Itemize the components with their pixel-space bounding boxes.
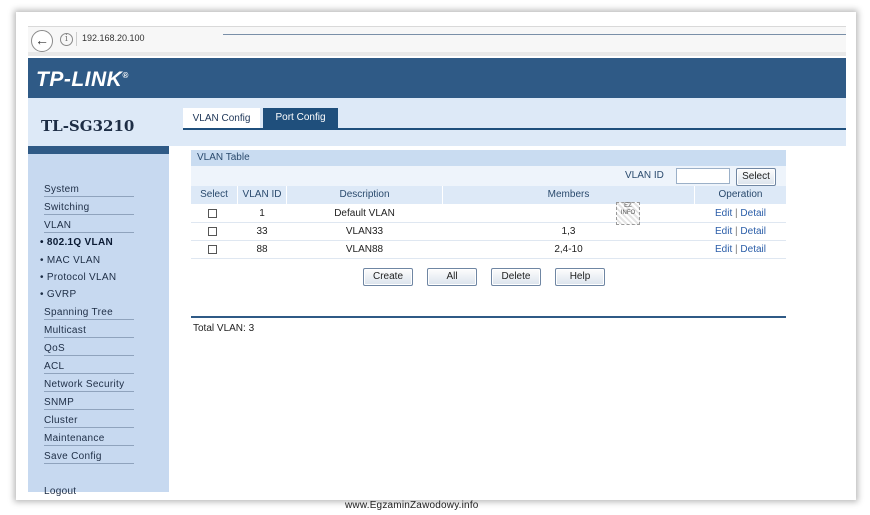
sidebar-item-maintenance[interactable]: Maintenance (44, 433, 134, 446)
col-members: Members (443, 186, 695, 204)
col-vlan-id: VLAN ID (238, 186, 287, 204)
sidebar-item-protocol-vlan[interactable]: • Protocol VLAN (40, 272, 130, 284)
operation-separator: | (735, 226, 738, 237)
brand-header: TP-LINK® (28, 58, 846, 98)
select-button[interactable]: Select (736, 168, 776, 186)
delete-button[interactable]: Delete (491, 268, 541, 286)
detail-link[interactable]: Detail (740, 226, 766, 237)
vlan-id-cell: 88 (256, 244, 268, 255)
sidebar-item-multicast[interactable]: Multicast (44, 325, 134, 338)
edit-link[interactable]: Edit (715, 244, 732, 255)
operation-cell: Edit | Detail (695, 205, 786, 222)
logout-link[interactable]: Logout (44, 486, 134, 498)
sidebar-item-spanning-tree[interactable]: Spanning Tree (44, 307, 134, 320)
help-button[interactable]: Help (555, 268, 605, 286)
members-cell: 1,3 (561, 226, 576, 237)
row-checkbox[interactable] (208, 245, 217, 254)
table-row: 33 VLAN33 1,3 Edit | Detail (191, 223, 786, 241)
description-cell: VLAN88 (345, 244, 384, 255)
vlan-id-cell: 33 (256, 226, 268, 237)
sidebar-item-gvrp[interactable]: • GVRP (40, 289, 130, 301)
sidebar-header (28, 146, 169, 154)
section-divider (191, 316, 786, 318)
sidebar-item-mac-vlan[interactable]: • MAC VLAN (40, 255, 130, 267)
total-vlan-count: Total VLAN: 3 (193, 323, 255, 334)
tab-underline (183, 128, 846, 130)
operation-separator: | (735, 244, 738, 255)
col-select: Select (191, 186, 238, 204)
edit-link[interactable]: Edit (715, 208, 732, 219)
tp-link-logo: TP-LINK® (36, 68, 129, 91)
vlan-search-row: VLAN ID Select (191, 166, 786, 186)
url-separator (76, 32, 77, 46)
qr-code-watermark: EZ INFO (616, 202, 640, 225)
operation-cell: Edit | Detail (695, 241, 786, 258)
sidebar-item-qos[interactable]: QoS (44, 343, 134, 356)
create-button[interactable]: Create (363, 268, 413, 286)
sidebar: System Switching VLAN • 802.1Q VLAN • MA… (28, 146, 169, 497)
sidebar-item-802-1q-vlan[interactable]: • 802.1Q VLAN (40, 237, 130, 249)
sidebar-item-snmp[interactable]: SNMP (44, 397, 134, 410)
vlan-id-cell: 1 (259, 208, 265, 219)
tab-vlan-config[interactable]: VLAN Config (183, 108, 260, 130)
operation-cell: Edit | Detail (695, 223, 786, 240)
sidebar-item-vlan[interactable]: VLAN (44, 220, 134, 233)
vlan-id-input[interactable] (676, 168, 730, 184)
sidebar-item-system[interactable]: System (44, 184, 134, 197)
col-description: Description (287, 186, 443, 204)
vlan-table-header: VLAN Table (191, 150, 786, 166)
toolbar-line (223, 34, 846, 35)
sidebar-item-acl[interactable]: ACL (44, 361, 134, 374)
model-bar: TL-SG3210 VLAN Config Port Config (28, 98, 846, 146)
address-bar[interactable]: 192.168.20.100 (82, 33, 145, 43)
row-checkbox[interactable] (208, 209, 217, 218)
detail-link[interactable]: Detail (740, 208, 766, 219)
browser-window: ← i 192.168.20.100 TP-LINK® TL-SG3210 VL… (16, 12, 856, 500)
sidebar-item-save-config[interactable]: Save Config (44, 451, 134, 464)
sidebar-item-cluster[interactable]: Cluster (44, 415, 134, 428)
description-cell: VLAN33 (345, 226, 384, 237)
members-cell: 2,4-10 (554, 244, 583, 255)
vlan-table-title: VLAN Table (197, 152, 250, 163)
sidebar-item-network-security[interactable]: Network Security (44, 379, 134, 392)
description-cell: Default VLAN (334, 208, 395, 219)
browser-toolbar: ← i 192.168.20.100 (28, 26, 846, 53)
sidebar-item-switching[interactable]: Switching (44, 202, 134, 215)
info-icon[interactable]: i (60, 33, 73, 46)
toolbar-border (28, 52, 846, 56)
detail-link[interactable]: Detail (740, 244, 766, 255)
site-watermark: www.EgzaminZawodowy.info (345, 500, 479, 511)
members-cell (443, 205, 694, 222)
tab-port-config[interactable]: Port Config (263, 108, 338, 128)
device-model: TL-SG3210 (41, 117, 135, 135)
row-checkbox[interactable] (208, 227, 217, 236)
edit-link[interactable]: Edit (715, 226, 732, 237)
table-row: 1 Default VLAN EZ INFO Edit | Detail (191, 202, 786, 225)
col-operation: Operation (695, 186, 786, 204)
table-row: 88 VLAN88 2,4-10 Edit | Detail (191, 241, 786, 259)
back-arrow-icon[interactable]: ← (31, 30, 53, 52)
operation-separator: | (735, 208, 738, 219)
all-button[interactable]: All (427, 268, 477, 286)
vlan-id-label: VLAN ID (625, 170, 664, 181)
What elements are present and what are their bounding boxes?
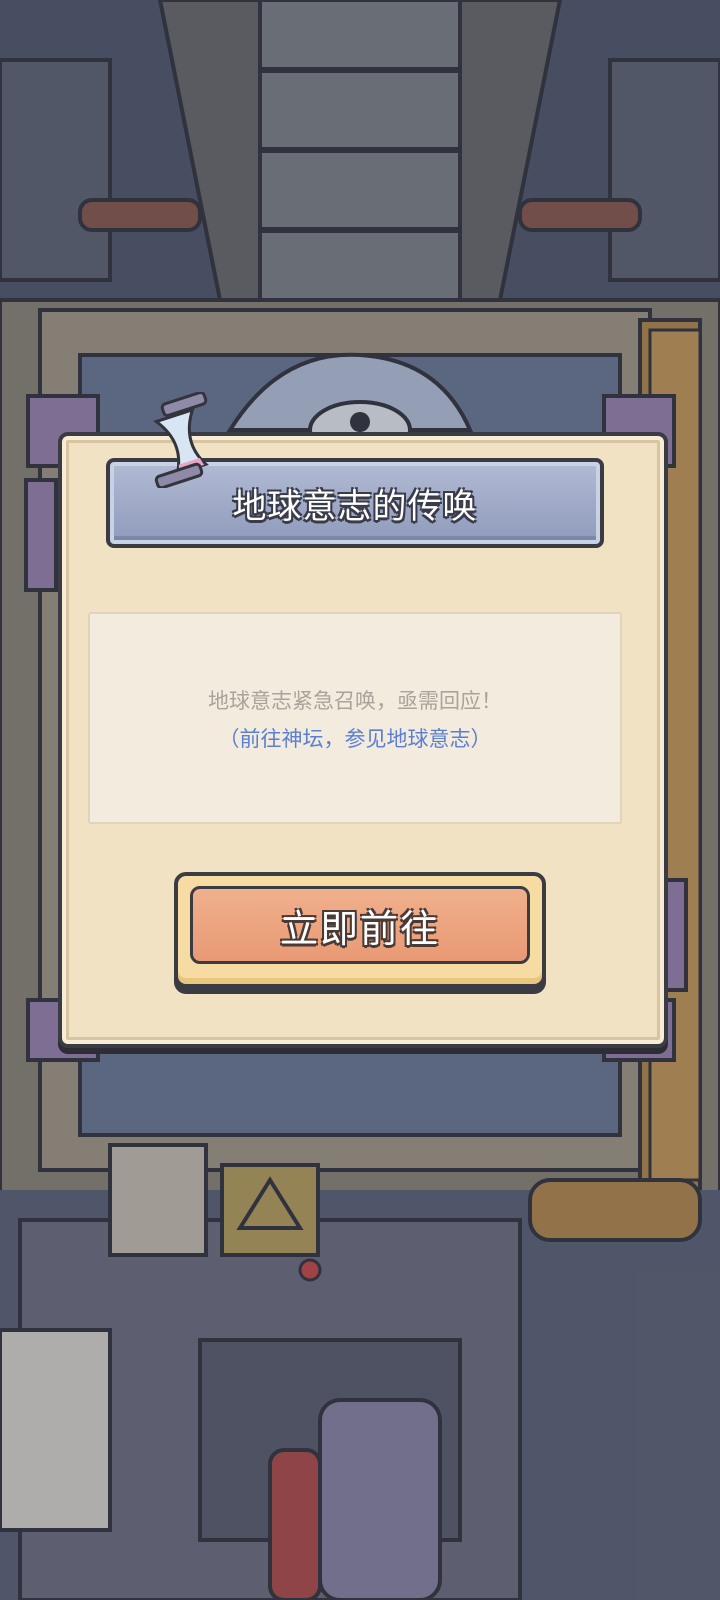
..............................
Return all of the records above line for line, without any changes, and leave out the pictures.

Itemize the components with their pixel-space bounding boxes.
sidebar-item-maintenance[interactable]: Maintenance (44, 433, 134, 446)
col-members: Members (443, 186, 695, 204)
col-vlan-id: VLAN ID (238, 186, 287, 204)
sidebar-item-protocol-vlan[interactable]: • Protocol VLAN (40, 272, 130, 284)
operation-separator: | (735, 226, 738, 237)
brand-header: TP-LINK® (28, 58, 846, 98)
select-button[interactable]: Select (736, 168, 776, 186)
delete-button[interactable]: Delete (491, 268, 541, 286)
detail-link[interactable]: Detail (740, 226, 766, 237)
vlan-id-cell: 88 (256, 244, 268, 255)
sidebar-item-multicast[interactable]: Multicast (44, 325, 134, 338)
edit-link[interactable]: Edit (715, 244, 732, 255)
operation-cell: Edit | Detail (695, 205, 786, 222)
logout-link[interactable]: Logout (44, 486, 134, 498)
sidebar-item-spanning-tree[interactable]: Spanning Tree (44, 307, 134, 320)
help-button[interactable]: Help (555, 268, 605, 286)
members-cell: 1,3 (561, 226, 576, 237)
row-checkbox[interactable] (208, 245, 217, 254)
table-row: 33 VLAN33 1,3 Edit | Detail (191, 223, 786, 241)
description-cell: VLAN88 (345, 244, 384, 255)
vlan-id-cell: 33 (256, 226, 268, 237)
sidebar-item-gvrp[interactable]: • GVRP (40, 289, 130, 301)
sidebar-header (28, 146, 169, 154)
section-divider (191, 316, 786, 318)
sidebar-item-mac-vlan[interactable]: • MAC VLAN (40, 255, 130, 267)
total-vlan-count: Total VLAN: 3 (193, 323, 255, 334)
tab-underline (183, 128, 846, 130)
operation-separator: | (735, 244, 738, 255)
col-select: Select (191, 186, 238, 204)
edit-link[interactable]: Edit (715, 208, 732, 219)
tp-link-logo: TP-LINK® (36, 68, 129, 91)
vlan-search-row: VLAN ID Select (191, 166, 786, 186)
url-separator (76, 32, 77, 46)
qr-code-watermark: EZ INFO (616, 202, 640, 225)
operation-cell: Edit | Detail (695, 241, 786, 258)
sidebar-item-qos[interactable]: QoS (44, 343, 134, 356)
create-button[interactable]: Create (363, 268, 413, 286)
sidebar: System Switching VLAN • 802.1Q VLAN • MA… (28, 146, 169, 497)
sidebar-item-802-1q-vlan[interactable]: • 802.1Q VLAN (40, 237, 130, 249)
sidebar-item-snmp[interactable]: SNMP (44, 397, 134, 410)
vlan-id-cell: 1 (259, 208, 265, 219)
tab-vlan-config[interactable]: VLAN Config (183, 108, 260, 130)
operation-cell: Edit | Detail (695, 223, 786, 240)
sidebar-item-vlan[interactable]: VLAN (44, 220, 134, 233)
vlan-id-input[interactable] (676, 168, 730, 184)
sidebar-item-system[interactable]: System (44, 184, 134, 197)
col-description: Description (287, 186, 443, 204)
vlan-table-header: VLAN Table (191, 150, 786, 166)
toolbar-line (223, 34, 846, 35)
sidebar-item-acl[interactable]: ACL (44, 361, 134, 374)
model-bar: TL-SG3210 VLAN Config Port Config (28, 98, 846, 146)
address-bar[interactable]: 192.168.20.100 (82, 33, 145, 43)
row-checkbox[interactable] (208, 209, 217, 218)
detail-link[interactable]: Detail (740, 208, 766, 219)
browser-window: ← i 192.168.20.100 TP-LINK® TL-SG3210 VL… (16, 12, 856, 500)
sidebar-item-save-config[interactable]: Save Config (44, 451, 134, 464)
sidebar-item-cluster[interactable]: Cluster (44, 415, 134, 428)
description-cell: VLAN33 (345, 226, 384, 237)
members-cell: 2,4-10 (554, 244, 583, 255)
vlan-table-title: VLAN Table (197, 152, 250, 163)
sidebar-item-network-security[interactable]: Network Security (44, 379, 134, 392)
description-cell: Default VLAN (334, 208, 395, 219)
browser-toolbar: ← i 192.168.20.100 (28, 26, 846, 53)
sidebar-item-switching[interactable]: Switching (44, 202, 134, 215)
info-icon[interactable]: i (60, 33, 73, 46)
toolbar-border (28, 52, 846, 56)
detail-link[interactable]: Detail (740, 244, 766, 255)
site-watermark: www.EgzaminZawodowy.info (345, 500, 479, 511)
members-cell (443, 205, 694, 222)
tab-port-config[interactable]: Port Config (263, 108, 338, 128)
device-model: TL-SG3210 (41, 117, 135, 135)
row-checkbox[interactable] (208, 227, 217, 236)
edit-link[interactable]: Edit (715, 226, 732, 237)
table-row: 1 Default VLAN EZ INFO Edit | Detail (191, 202, 786, 225)
col-operation: Operation (695, 186, 786, 204)
table-row: 88 VLAN88 2,4-10 Edit | Detail (191, 241, 786, 259)
back-arrow-icon[interactable]: ← (31, 30, 53, 52)
operation-separator: | (735, 208, 738, 219)
all-button[interactable]: All (427, 268, 477, 286)
vlan-id-label: VLAN ID (625, 170, 664, 181)
What elements are present and what are their bounding boxes?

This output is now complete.